** Records for the task **
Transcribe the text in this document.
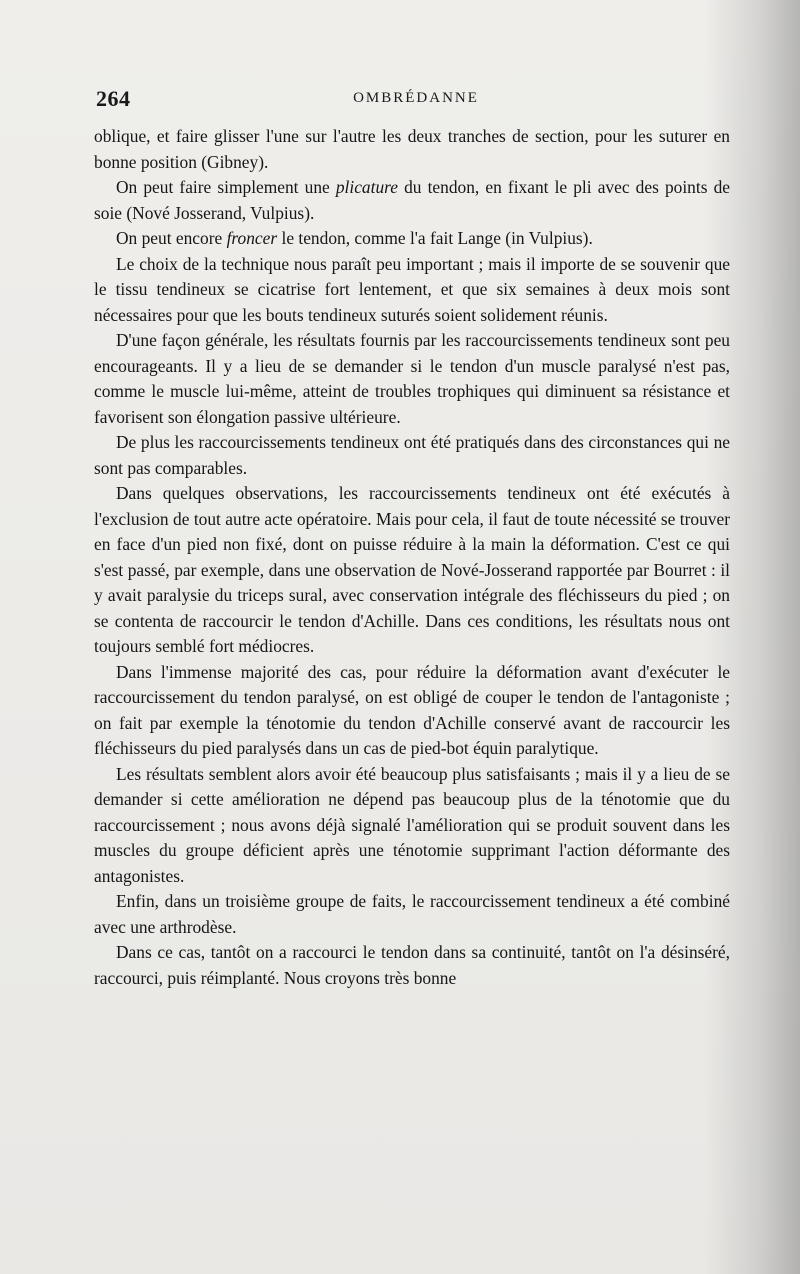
264	OMBRÉDANNE

oblique, et faire glisser l'une sur l'autre les deux tranches de section, pour les suturer en bonne position (Gibney).

On peut faire simplement une plicature du tendon, en fixant le pli avec des points de soie (Nové Josserand, Vulpius).

On peut encore froncer le tendon, comme l'a fait Lange (in Vulpius).

Le choix de la technique nous paraît peu important ; mais il importe de se souvenir que le tissu tendineux se cicatrise fort lentement, et que six semaines à deux mois sont nécessaires pour que les bouts tendineux suturés soient solidement réunis.

D'une façon générale, les résultats fournis par les raccourcissements tendineux sont peu encourageants. Il y a lieu de se demander si le tendon d'un muscle paralysé n'est pas, comme le muscle lui-même, atteint de troubles trophiques qui diminuent sa résistance et favorisent son élongation passive ultérieure.

De plus les raccourcissements tendineux ont été pratiqués dans des circonstances qui ne sont pas comparables.

Dans quelques observations, les raccourcissements tendineux ont été exécutés à l'exclusion de tout autre acte opératoire. Mais pour cela, il faut de toute nécessité se trouver en face d'un pied non fixé, dont on puisse réduire à la main la déformation. C'est ce qui s'est passé, par exemple, dans une observation de Nové-Josserand rapportée par Bourret : il y avait paralysie du triceps sural, avec conservation intégrale des fléchisseurs du pied ; on se contenta de raccourcir le tendon d'Achille. Dans ces conditions, les résultats nous ont toujours semblé fort médiocres.

Dans l'immense majorité des cas, pour réduire la déformation avant d'exécuter le raccourcissement du tendon paralysé, on est obligé de couper le tendon de l'antagoniste ; on fait par exemple la ténotomie du tendon d'Achille conservé avant de raccourcir les fléchisseurs du pied paralysés dans un cas de pied-bot équin paralytique.

Les résultats semblent alors avoir été beaucoup plus satisfaisants ; mais il y a lieu de se demander si cette amélioration ne dépend pas beaucoup plus de la ténotomie que du raccourcissement ; nous avons déjà signalé l'amélioration qui se produit souvent dans les muscles du groupe déficient après une ténotomie supprimant l'action déformante des antagonistes.

Enfin, dans un troisième groupe de faits, le raccourcissement tendineux a été combiné avec une arthrodèse.

Dans ce cas, tantôt on a raccourci le tendon dans sa continuité, tantôt on l'a désinséré, raccourci, puis réimplanté. Nous croyons très bonne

** Work to do **
Each entry shown above must be quoted exactly, with its pictures left out.

** Right answer **
Transcribe the text in this document.
264	OMBRÉDANNE

oblique, et faire glisser l'une sur l'autre les deux tranches de section, pour les suturer en bonne position (Gibney).

On peut faire simplement une plicature du tendon, en fixant le pli avec des points de soie (Nové Josserand, Vulpius).

On peut encore froncer le tendon, comme l'a fait Lange (in Vulpius).

Le choix de la technique nous paraît peu important ; mais il importe de se souvenir que le tissu tendineux se cicatrise fort lentement, et que six semaines à deux mois sont nécessaires pour que les bouts tendineux suturés soient solidement réunis.

D'une façon générale, les résultats fournis par les raccourcissements tendineux sont peu encourageants. Il y a lieu de se demander si le tendon d'un muscle paralysé n'est pas, comme le muscle lui-même, atteint de troubles trophiques qui diminuent sa résistance et favorisent son élongation passive ultérieure.

De plus les raccourcissements tendineux ont été pratiqués dans des circonstances qui ne sont pas comparables.

Dans quelques observations, les raccourcissements tendineux ont été exécutés à l'exclusion de tout autre acte opératoire. Mais pour cela, il faut de toute nécessité se trouver en face d'un pied non fixé, dont on puisse réduire à la main la déformation. C'est ce qui s'est passé, par exemple, dans une observation de Nové-Josserand rapportée par Bourret : il y avait paralysie du triceps sural, avec conservation intégrale des fléchisseurs du pied ; on se contenta de raccourcir le tendon d'Achille. Dans ces conditions, les résultats nous ont toujours semblé fort médiocres.

Dans l'immense majorité des cas, pour réduire la déformation avant d'exécuter le raccourcissement du tendon paralysé, on est obligé de couper le tendon de l'antagoniste ; on fait par exemple la ténotomie du tendon d'Achille conservé avant de raccourcir les fléchisseurs du pied paralysés dans un cas de pied-bot équin paralytique.

Les résultats semblent alors avoir été beaucoup plus satisfaisants ; mais il y a lieu de se demander si cette amélioration ne dépend pas beaucoup plus de la ténotomie que du raccourcissement ; nous avons déjà signalé l'amélioration qui se produit souvent dans les muscles du groupe déficient après une ténotomie supprimant l'action déformante des antagonistes.

Enfin, dans un troisième groupe de faits, le raccourcissement tendineux a été combiné avec une arthrodèse.

Dans ce cas, tantôt on a raccourci le tendon dans sa continuité, tantôt on l'a désinséré, raccourci, puis réimplanté. Nous croyons très bonne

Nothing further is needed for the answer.